START INFORMATION SUPPLIED

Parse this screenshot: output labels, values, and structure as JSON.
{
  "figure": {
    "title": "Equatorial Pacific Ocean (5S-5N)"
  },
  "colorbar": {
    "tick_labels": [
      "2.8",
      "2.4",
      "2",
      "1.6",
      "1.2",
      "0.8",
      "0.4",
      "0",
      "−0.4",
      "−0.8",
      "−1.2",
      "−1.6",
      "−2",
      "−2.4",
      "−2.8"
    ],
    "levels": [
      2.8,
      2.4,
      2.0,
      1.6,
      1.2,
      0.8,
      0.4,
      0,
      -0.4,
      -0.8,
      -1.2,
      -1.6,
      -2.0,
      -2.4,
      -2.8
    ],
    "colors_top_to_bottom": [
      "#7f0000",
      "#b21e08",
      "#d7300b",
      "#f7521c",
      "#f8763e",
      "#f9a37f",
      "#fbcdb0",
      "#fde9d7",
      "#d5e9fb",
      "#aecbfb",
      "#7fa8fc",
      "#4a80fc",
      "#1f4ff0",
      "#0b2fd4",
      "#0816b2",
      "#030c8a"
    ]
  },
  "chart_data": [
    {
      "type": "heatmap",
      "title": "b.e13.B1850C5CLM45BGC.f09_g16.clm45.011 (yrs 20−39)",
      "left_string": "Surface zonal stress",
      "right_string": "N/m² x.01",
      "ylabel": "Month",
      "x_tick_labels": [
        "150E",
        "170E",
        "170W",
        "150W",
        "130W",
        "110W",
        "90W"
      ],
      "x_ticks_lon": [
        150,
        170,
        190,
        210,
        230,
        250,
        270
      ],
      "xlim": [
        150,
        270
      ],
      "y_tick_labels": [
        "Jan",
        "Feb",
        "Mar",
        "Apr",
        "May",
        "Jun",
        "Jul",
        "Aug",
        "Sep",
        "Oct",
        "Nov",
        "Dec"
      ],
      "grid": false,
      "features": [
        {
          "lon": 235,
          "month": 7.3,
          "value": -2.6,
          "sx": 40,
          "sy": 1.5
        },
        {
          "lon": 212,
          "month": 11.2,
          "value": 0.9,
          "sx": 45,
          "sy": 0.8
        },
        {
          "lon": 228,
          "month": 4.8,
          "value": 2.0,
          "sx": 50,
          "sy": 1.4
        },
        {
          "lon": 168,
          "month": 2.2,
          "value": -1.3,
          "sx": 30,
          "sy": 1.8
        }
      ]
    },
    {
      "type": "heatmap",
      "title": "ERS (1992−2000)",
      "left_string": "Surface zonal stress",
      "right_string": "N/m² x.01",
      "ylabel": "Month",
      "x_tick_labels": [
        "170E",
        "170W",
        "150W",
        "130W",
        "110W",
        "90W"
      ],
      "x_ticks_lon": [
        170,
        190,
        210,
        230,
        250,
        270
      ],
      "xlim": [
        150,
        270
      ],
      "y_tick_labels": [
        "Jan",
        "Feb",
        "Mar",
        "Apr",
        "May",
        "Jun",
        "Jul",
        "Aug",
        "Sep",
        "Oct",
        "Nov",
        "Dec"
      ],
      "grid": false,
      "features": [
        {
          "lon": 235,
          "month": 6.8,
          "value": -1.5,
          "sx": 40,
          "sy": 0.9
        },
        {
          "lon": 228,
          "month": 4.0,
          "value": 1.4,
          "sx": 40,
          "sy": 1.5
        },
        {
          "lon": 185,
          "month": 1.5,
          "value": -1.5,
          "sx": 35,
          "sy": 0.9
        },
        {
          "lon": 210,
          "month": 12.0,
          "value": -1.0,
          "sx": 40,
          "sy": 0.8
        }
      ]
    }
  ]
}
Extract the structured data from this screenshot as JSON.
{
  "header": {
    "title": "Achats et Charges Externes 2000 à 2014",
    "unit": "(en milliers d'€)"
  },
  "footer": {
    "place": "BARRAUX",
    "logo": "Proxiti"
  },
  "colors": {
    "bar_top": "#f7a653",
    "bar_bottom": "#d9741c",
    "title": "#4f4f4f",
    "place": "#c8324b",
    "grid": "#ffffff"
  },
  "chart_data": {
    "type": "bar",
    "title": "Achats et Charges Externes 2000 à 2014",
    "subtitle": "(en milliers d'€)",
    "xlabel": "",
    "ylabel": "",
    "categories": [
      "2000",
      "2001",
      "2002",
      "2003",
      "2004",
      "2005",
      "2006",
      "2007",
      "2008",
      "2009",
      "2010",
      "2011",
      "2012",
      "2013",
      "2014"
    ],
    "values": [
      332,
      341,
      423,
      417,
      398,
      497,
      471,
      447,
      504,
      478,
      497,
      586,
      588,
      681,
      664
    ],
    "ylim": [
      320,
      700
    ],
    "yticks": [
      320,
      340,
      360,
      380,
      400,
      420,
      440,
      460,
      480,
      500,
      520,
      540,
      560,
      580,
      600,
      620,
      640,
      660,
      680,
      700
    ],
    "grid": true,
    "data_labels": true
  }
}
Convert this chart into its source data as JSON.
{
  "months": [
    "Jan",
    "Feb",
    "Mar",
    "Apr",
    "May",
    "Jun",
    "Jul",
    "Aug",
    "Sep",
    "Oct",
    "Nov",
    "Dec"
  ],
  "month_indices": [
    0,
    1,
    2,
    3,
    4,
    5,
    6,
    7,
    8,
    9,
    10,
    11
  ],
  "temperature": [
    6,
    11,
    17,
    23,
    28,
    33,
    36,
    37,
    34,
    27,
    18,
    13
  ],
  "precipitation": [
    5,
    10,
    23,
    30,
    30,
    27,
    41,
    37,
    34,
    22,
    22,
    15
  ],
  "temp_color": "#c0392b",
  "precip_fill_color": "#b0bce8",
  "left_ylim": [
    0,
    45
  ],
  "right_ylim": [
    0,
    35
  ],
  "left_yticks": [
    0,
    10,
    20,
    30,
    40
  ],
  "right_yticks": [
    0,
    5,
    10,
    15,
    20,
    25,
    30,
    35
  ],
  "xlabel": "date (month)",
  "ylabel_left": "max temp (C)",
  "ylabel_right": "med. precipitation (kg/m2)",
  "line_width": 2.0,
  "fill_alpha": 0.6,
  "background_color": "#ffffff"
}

END INFORMATION SUPPLIED

PROBLEM DETAILS: Take the entries above and copy them out exactly.

PROBLEM SOLUTION:
Parse this screenshot: output labels, values, and structure as JSON.
{
  "figure": {
    "title": "Equatorial Pacific Ocean (5S-5N)"
  },
  "colorbar": {
    "tick_labels": [
      "2.8",
      "2.4",
      "2",
      "1.6",
      "1.2",
      "0.8",
      "0.4",
      "0",
      "−0.4",
      "−0.8",
      "−1.2",
      "−1.6",
      "−2",
      "−2.4",
      "−2.8"
    ],
    "levels": [
      2.8,
      2.4,
      2.0,
      1.6,
      1.2,
      0.8,
      0.4,
      0,
      -0.4,
      -0.8,
      -1.2,
      -1.6,
      -2.0,
      -2.4,
      -2.8
    ],
    "colors_top_to_bottom": [
      "#7f0000",
      "#b21e08",
      "#d7300b",
      "#f7521c",
      "#f8763e",
      "#f9a37f",
      "#fbcdb0",
      "#fde9d7",
      "#d5e9fb",
      "#aecbfb",
      "#7fa8fc",
      "#4a80fc",
      "#1f4ff0",
      "#0b2fd4",
      "#0816b2",
      "#030c8a"
    ]
  },
  "chart_data": [
    {
      "type": "heatmap",
      "title": "b.e13.B1850C5CLM45BGC.f09_g16.clm45.011 (yrs 20−39)",
      "left_string": "Surface zonal stress",
      "right_string": "N/m² x.01",
      "ylabel": "Month",
      "x_tick_labels": [
        "150E",
        "170E",
        "170W",
        "150W",
        "130W",
        "110W",
        "90W"
      ],
      "x_ticks_lon": [
        150,
        170,
        190,
        210,
        230,
        250,
        270
      ],
      "xlim": [
        150,
        270
      ],
      "y_tick_labels": [
        "Jan",
        "Feb",
        "Mar",
        "Apr",
        "May",
        "Jun",
        "Jul",
        "Aug",
        "Sep",
        "Oct",
        "Nov",
        "Dec"
      ],
      "grid": false,
      "features": [
        {
          "lon": 235,
          "month": 7.3,
          "value": -2.6,
          "sx": 40,
          "sy": 1.5
        },
        {
          "lon": 212,
          "month": 11.2,
          "value": 0.9,
          "sx": 45,
          "sy": 0.8
        },
        {
          "lon": 228,
          "month": 4.8,
          "value": 2.0,
          "sx": 50,
          "sy": 1.4
        },
        {
          "lon": 168,
          "month": 2.2,
          "value": -1.3,
          "sx": 30,
          "sy": 1.8
        }
      ]
    },
    {
      "type": "heatmap",
      "title": "ERS (1992−2000)",
      "left_string": "Surface zonal stress",
      "right_string": "N/m² x.01",
      "ylabel": "Month",
      "x_tick_labels": [
        "170E",
        "170W",
        "150W",
        "130W",
        "110W",
        "90W"
      ],
      "x_ticks_lon": [
        170,
        190,
        210,
        230,
        250,
        270
      ],
      "xlim": [
        150,
        270
      ],
      "y_tick_labels": [
        "Jan",
        "Feb",
        "Mar",
        "Apr",
        "May",
        "Jun",
        "Jul",
        "Aug",
        "Sep",
        "Oct",
        "Nov",
        "Dec"
      ],
      "grid": false,
      "features": [
        {
          "lon": 235,
          "month": 6.8,
          "value": -1.5,
          "sx": 40,
          "sy": 0.9
        },
        {
          "lon": 228,
          "month": 4.0,
          "value": 1.4,
          "sx": 40,
          "sy": 1.5
        },
        {
          "lon": 185,
          "month": 1.5,
          "value": -1.5,
          "sx": 35,
          "sy": 0.9
        },
        {
          "lon": 210,
          "month": 12.0,
          "value": -1.0,
          "sx": 40,
          "sy": 0.8
        }
      ]
    }
  ]
}
Extract the structured data from this screenshot as JSON.
{
  "header": {
    "title": "Achats et Charges Externes 2000 à 2014",
    "unit": "(en milliers d'€)"
  },
  "footer": {
    "place": "BARRAUX",
    "logo": "Proxiti"
  },
  "colors": {
    "bar_top": "#f7a653",
    "bar_bottom": "#d9741c",
    "title": "#4f4f4f",
    "place": "#c8324b",
    "grid": "#ffffff"
  },
  "chart_data": {
    "type": "bar",
    "title": "Achats et Charges Externes 2000 à 2014",
    "subtitle": "(en milliers d'€)",
    "xlabel": "",
    "ylabel": "",
    "categories": [
      "2000",
      "2001",
      "2002",
      "2003",
      "2004",
      "2005",
      "2006",
      "2007",
      "2008",
      "2009",
      "2010",
      "2011",
      "2012",
      "2013",
      "2014"
    ],
    "values": [
      332,
      341,
      423,
      417,
      398,
      497,
      471,
      447,
      504,
      478,
      497,
      586,
      588,
      681,
      664
    ],
    "ylim": [
      320,
      700
    ],
    "yticks": [
      320,
      340,
      360,
      380,
      400,
      420,
      440,
      460,
      480,
      500,
      520,
      540,
      560,
      580,
      600,
      620,
      640,
      660,
      680,
      700
    ],
    "grid": true,
    "data_labels": true
  }
}
Convert this chart into its source data as JSON.
{
  "months": [
    "Jan",
    "Feb",
    "Mar",
    "Apr",
    "May",
    "Jun",
    "Jul",
    "Aug",
    "Sep",
    "Oct",
    "Nov",
    "Dec"
  ],
  "month_indices": [
    0,
    1,
    2,
    3,
    4,
    5,
    6,
    7,
    8,
    9,
    10,
    11
  ],
  "temperature": [
    6,
    11,
    17,
    23,
    28,
    33,
    36,
    37,
    34,
    27,
    18,
    13
  ],
  "precipitation": [
    5,
    10,
    23,
    30,
    30,
    27,
    41,
    37,
    34,
    22,
    22,
    15
  ],
  "temp_color": "#c0392b",
  "precip_fill_color": "#b0bce8",
  "left_ylim": [
    0,
    45
  ],
  "right_ylim": [
    0,
    35
  ],
  "left_yticks": [
    0,
    10,
    20,
    30,
    40
  ],
  "right_yticks": [
    0,
    5,
    10,
    15,
    20,
    25,
    30,
    35
  ],
  "xlabel": "date (month)",
  "ylabel_left": "max temp (C)",
  "ylabel_right": "med. precipitation (kg/m2)",
  "line_width": 2.0,
  "fill_alpha": 0.6,
  "background_color": "#ffffff"
}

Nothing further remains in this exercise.